▶ _Stored records_
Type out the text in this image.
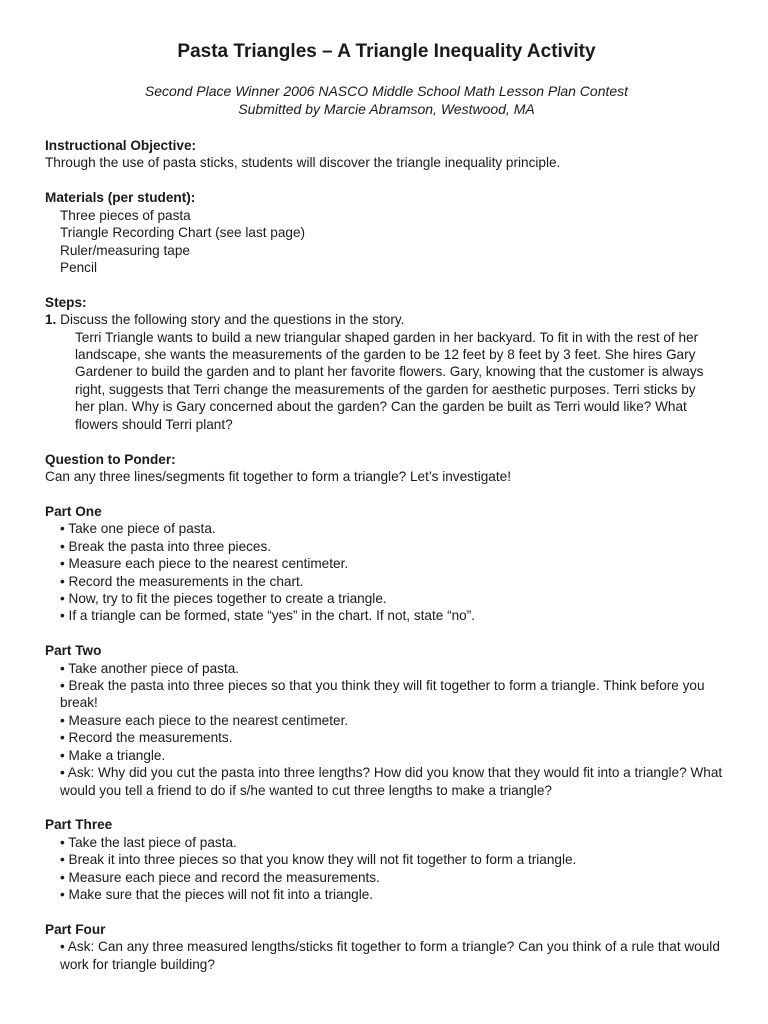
Pasta Triangles – A Triangle Inequality Activity

Second Place Winner 2006 NASCO Middle School Math Lesson Plan Contest

Submitted by Marcie Abramson, Westwood, MA

Instructional Objective:

Through the use of pasta sticks, students will discover the triangle inequality principle.

Materials (per student):

Three pieces of pasta
Triangle Recording Chart (see last page)
Ruler/measuring tape
Pencil

Steps:

1. Discuss the following story and the questions in the story.

Terri Triangle wants to build a new triangular shaped garden in her backyard. To fit in with the rest of her landscape, she wants the measurements of the garden to be 12 feet by 8 feet by 3 feet. She hires Gary Gardener to build the garden and to plant her favorite flowers. Gary, knowing that the customer is always right, suggests that Terri change the measurements of the garden for aesthetic purposes. Terri sticks by her plan. Why is Gary concerned about the garden? Can the garden be built as Terri would like? What flowers should Terri plant?

Question to Ponder:

Can any three lines/segments fit together to form a triangle? Let’s investigate!

Part One

• Take one piece of pasta.
• Break the pasta into three pieces.
• Measure each piece to the nearest centimeter.
• Record the measurements in the chart.
• Now, try to fit the pieces together to create a triangle.
• If a triangle can be formed, state “yes” in the chart. If not, state “no”.

Part Two

• Take another piece of pasta.
• Break the pasta into three pieces so that you think they will fit together to form a triangle. Think before you break!
• Measure each piece to the nearest centimeter.
• Record the measurements.
• Make a triangle.
• Ask: Why did you cut the pasta into three lengths? How did you know that they would fit into a triangle? What would you tell a friend to do if s/he wanted to cut three lengths to make a triangle?

Part Three

• Take the last piece of pasta.
• Break it into three pieces so that you know they will not fit together to form a triangle.
• Measure each piece and record the measurements.
• Make sure that the pieces will not fit into a triangle.

Part Four

• Ask: Can any three measured lengths/sticks fit together to form a triangle? Can you think of a rule that would work for triangle building?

▶ _What is required_
Say how many lines in this listing hold the string "think", giving the count and nothing more.

▶ _Result_
2